*INSTRUCTIONS FOR THE TASK*
Go over the entries below line by line, copying each one that contains the word "ylabel".

— Start EXERCISE DATA —

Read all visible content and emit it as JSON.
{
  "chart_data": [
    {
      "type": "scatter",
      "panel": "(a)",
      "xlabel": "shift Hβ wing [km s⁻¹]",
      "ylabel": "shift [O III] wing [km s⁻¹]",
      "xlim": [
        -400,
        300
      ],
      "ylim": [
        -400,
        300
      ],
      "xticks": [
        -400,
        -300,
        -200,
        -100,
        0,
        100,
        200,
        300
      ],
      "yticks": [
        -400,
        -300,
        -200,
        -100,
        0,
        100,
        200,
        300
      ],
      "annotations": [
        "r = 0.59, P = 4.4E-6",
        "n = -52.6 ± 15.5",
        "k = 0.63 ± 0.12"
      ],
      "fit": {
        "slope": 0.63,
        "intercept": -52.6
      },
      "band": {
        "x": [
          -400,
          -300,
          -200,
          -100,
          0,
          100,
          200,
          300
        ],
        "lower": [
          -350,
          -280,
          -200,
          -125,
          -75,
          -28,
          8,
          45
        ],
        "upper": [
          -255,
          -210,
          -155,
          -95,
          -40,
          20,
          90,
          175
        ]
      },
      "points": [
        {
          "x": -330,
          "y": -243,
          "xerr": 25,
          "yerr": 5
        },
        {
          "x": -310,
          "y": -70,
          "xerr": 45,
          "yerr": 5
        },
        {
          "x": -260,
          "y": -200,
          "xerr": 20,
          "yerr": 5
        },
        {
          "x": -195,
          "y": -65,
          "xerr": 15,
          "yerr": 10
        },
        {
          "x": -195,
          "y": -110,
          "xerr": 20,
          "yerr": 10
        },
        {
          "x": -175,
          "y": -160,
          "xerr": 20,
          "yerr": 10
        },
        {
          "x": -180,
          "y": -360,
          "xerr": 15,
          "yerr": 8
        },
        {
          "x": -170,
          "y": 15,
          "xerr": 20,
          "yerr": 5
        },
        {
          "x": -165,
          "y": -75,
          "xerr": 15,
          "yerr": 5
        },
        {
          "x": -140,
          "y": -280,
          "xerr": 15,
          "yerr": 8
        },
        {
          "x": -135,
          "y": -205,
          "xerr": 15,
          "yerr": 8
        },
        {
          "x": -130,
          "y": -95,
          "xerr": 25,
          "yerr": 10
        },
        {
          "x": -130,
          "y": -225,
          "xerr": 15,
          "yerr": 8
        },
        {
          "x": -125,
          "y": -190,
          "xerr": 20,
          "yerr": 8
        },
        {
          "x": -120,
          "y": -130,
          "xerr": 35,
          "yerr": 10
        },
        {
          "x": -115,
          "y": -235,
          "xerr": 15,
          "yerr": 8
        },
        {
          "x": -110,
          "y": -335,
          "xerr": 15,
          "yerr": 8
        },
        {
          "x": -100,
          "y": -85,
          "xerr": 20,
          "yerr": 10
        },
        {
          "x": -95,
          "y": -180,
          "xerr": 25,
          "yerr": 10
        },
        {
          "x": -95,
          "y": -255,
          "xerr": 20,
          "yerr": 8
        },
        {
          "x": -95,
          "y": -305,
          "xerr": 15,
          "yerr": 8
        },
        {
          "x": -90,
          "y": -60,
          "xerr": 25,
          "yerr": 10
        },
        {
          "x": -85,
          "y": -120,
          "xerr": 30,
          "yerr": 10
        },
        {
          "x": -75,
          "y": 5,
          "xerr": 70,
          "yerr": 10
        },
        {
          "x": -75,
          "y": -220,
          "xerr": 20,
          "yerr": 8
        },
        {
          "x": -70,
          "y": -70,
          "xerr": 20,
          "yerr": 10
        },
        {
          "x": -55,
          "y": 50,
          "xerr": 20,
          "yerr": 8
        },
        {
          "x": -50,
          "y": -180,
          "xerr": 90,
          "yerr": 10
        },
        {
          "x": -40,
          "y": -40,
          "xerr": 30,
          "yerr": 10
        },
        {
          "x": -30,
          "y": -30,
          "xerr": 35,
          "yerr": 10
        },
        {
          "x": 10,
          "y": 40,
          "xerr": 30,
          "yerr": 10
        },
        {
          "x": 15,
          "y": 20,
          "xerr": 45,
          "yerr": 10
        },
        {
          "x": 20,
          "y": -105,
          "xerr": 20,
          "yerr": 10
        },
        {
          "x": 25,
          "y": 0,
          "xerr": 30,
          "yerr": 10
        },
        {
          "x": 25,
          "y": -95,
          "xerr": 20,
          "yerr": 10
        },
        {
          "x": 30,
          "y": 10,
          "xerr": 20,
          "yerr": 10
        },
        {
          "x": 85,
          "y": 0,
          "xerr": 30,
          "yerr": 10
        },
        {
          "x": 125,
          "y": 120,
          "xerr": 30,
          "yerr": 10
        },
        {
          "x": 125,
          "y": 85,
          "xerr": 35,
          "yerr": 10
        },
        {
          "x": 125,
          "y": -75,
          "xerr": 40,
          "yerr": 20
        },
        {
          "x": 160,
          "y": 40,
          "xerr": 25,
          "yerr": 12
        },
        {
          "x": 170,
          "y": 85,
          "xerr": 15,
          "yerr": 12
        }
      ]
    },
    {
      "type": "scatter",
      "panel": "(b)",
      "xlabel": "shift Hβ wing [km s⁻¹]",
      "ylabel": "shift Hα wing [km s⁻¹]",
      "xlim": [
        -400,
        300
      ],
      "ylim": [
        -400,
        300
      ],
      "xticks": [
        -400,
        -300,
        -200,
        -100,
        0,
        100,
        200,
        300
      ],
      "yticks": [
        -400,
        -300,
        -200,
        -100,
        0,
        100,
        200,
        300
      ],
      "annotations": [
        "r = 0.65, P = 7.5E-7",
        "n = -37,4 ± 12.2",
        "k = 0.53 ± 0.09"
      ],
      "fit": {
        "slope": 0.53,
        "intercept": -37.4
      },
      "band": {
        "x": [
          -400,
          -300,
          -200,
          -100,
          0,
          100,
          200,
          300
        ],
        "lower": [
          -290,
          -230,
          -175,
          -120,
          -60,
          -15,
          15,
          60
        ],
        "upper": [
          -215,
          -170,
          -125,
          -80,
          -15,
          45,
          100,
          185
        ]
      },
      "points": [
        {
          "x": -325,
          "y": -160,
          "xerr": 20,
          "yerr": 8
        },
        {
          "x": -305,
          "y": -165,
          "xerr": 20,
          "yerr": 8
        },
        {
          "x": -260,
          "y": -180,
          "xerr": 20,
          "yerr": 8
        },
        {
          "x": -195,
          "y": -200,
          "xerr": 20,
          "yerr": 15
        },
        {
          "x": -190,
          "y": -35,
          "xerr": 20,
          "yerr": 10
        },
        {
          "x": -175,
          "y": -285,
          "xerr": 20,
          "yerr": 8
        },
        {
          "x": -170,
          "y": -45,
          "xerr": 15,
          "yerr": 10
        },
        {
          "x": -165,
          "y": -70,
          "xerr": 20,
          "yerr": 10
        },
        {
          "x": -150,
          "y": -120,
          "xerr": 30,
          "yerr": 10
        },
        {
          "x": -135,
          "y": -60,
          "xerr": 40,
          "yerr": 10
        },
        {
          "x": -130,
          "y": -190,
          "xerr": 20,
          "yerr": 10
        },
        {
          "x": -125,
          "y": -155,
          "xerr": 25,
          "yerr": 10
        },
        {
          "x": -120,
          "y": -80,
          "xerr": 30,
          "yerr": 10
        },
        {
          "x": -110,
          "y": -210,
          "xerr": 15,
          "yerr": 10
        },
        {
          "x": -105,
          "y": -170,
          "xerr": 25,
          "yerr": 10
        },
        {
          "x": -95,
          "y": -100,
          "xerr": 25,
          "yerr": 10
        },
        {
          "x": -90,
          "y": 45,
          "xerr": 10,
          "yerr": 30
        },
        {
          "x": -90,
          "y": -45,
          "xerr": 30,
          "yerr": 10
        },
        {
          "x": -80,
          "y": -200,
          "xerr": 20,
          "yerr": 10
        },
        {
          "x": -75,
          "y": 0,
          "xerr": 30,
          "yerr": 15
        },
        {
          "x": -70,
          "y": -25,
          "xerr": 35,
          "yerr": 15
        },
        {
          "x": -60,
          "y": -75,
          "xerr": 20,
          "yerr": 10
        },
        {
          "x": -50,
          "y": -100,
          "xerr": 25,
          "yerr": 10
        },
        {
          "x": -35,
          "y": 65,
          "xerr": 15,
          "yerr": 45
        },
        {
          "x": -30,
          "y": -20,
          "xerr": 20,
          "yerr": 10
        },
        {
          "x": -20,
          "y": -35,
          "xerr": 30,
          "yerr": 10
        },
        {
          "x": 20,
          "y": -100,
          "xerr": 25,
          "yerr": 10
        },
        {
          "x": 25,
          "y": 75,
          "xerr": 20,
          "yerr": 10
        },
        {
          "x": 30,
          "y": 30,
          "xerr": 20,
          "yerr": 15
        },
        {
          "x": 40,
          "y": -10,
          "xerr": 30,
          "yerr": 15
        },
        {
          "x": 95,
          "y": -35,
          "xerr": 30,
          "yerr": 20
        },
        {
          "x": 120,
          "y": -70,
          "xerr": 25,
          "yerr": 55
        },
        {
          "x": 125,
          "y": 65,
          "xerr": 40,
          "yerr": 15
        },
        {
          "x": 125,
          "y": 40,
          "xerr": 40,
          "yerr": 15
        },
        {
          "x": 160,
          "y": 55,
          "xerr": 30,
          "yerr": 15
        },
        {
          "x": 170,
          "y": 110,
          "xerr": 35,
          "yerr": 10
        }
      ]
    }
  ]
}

— End EXERCISE DATA —

*ANSWER BELOW*
      "ylabel": "shift [O III] wing [km s⁻¹]",
      "ylabel": "shift Hα wing [km s⁻¹]",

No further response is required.